▶ Source document:

============

To a seasoned observer there is more than meets the eye initially when out for a walk in the Cheviots: this was the theme of the February meeting when John Thompson of the Alnwick Camera Club gave his slide presentation on ‘People of the Cheviots’.

Drawing on his long experience of walking the territory, John had used his camera to produce wonderfully evocative images in which he identified clues to former occupants of the land. Thus, breathtaking views of remote corners of the Cheviots, proved on closer examination to hold a secret: these wild and windswept uplands had once supported a community of farmsteads and enclosures, connected by ancient trackways like Clennell Street, which snaked across the landscape. Today only a handful of hill sheep farms remains tucked away against the fells, much changed in appearance through the centuries: forest clearance began in the Bronze Age and continued during the Iron Age, while sheep-grazing in the 19th century  has left a bare landscape punctuated by the occasional plantation.

Interesting markings and linear features were detectable within a time-span that dated from Bronze Age burials and settlements such as Yeavering Bell to the ruined farmsteads of Victorian times. In the Middle Ages large tracts of land had been owned by Newminster Abbey: monks would have come out from Morpeth to work the land in the summer months. Adjoining the settlements, intricate patterns of intensive rig and furrow stood out in afternoon light.

============

▶ What you will do:
1. In the Cheviots article, who owned large tracts of the land in the Middle Ages?
2. Please reproduce the Cheviots article word for word, starting with "Drawing on his" and going on through "the occasional plantation.".

▶ Supplied information:
============

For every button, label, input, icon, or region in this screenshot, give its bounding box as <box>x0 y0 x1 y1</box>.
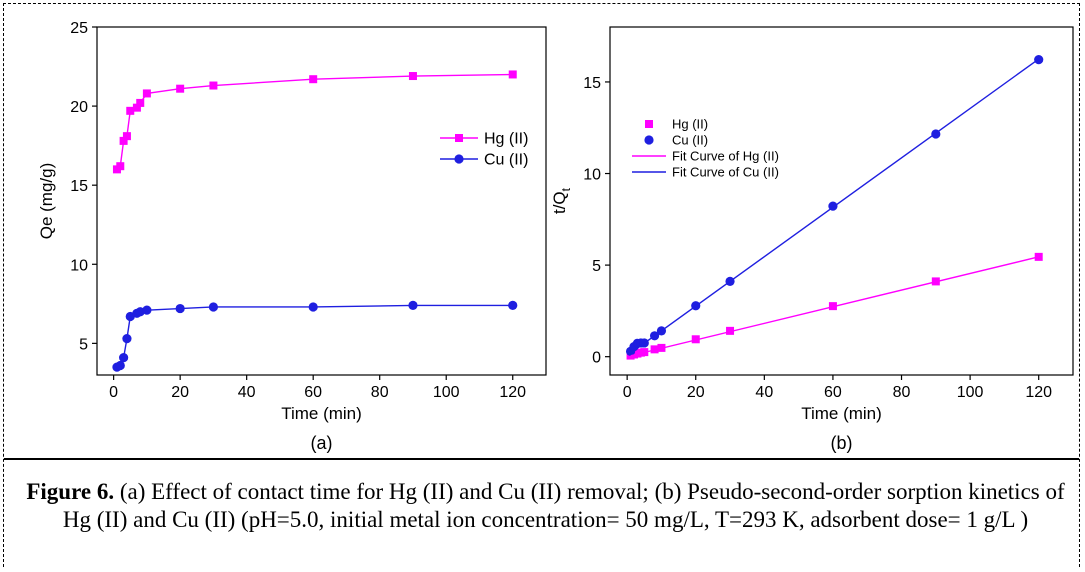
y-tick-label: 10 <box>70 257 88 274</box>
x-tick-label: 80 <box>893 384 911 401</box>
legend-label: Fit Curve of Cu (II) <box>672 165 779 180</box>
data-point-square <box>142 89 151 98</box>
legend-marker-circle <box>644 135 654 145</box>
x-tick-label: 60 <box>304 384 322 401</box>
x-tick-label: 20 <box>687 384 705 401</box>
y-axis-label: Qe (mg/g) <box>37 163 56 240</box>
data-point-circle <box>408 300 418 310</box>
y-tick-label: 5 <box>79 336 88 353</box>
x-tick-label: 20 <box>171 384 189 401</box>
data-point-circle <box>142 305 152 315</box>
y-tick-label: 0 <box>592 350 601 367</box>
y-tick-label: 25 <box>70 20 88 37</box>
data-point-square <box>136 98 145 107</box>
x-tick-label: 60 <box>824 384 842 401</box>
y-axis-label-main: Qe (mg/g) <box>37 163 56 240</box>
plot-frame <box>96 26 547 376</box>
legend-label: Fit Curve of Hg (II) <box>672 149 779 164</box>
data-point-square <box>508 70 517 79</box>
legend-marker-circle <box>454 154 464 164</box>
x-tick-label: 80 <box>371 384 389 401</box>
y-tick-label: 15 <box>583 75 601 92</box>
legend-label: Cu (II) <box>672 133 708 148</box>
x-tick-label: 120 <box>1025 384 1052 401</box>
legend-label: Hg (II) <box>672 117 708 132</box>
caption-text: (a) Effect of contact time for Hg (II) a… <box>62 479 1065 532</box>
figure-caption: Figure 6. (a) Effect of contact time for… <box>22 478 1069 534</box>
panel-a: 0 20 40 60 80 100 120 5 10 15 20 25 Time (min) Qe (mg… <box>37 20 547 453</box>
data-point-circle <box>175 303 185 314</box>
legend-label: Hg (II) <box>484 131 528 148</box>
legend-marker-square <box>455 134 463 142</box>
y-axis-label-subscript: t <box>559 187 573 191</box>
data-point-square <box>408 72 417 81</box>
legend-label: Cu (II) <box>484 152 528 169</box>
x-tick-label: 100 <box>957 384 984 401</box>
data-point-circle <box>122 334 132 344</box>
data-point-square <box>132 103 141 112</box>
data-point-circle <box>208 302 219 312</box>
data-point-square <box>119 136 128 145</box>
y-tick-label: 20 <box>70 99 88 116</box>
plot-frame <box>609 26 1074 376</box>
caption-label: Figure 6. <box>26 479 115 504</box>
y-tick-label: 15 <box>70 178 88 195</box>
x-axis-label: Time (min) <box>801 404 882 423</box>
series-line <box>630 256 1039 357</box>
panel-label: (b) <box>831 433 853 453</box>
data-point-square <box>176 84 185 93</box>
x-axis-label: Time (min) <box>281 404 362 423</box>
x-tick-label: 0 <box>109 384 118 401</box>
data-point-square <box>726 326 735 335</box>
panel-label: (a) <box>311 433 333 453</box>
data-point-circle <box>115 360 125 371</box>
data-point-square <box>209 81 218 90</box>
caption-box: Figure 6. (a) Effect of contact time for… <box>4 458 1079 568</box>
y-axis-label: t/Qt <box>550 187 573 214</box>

============

▶ The solutions:
1. Newminster Abbey

2.
Drawing on his long experience of walking the territory, John had used his camera to produce wonderfully evocative images in which he identified clues to former occupants of the land. Thus, breathtaking views of remote corners of the Cheviots, proved on closer examination to hold a secret: these wild and windswept uplands had once supported a community of farmsteads and enclosures, connected by ancient trackways like Clennell Street, which snaked across the landscape. Today only a handful of hill sheep farms remains tucked away against the fells, much changed in appearance through the centuries: forest clearance began in the Bronze Age and continued during the Iron Age, while sheep-grazing in the 19th century  has left a bare landscape punctuated by the occasional plantation.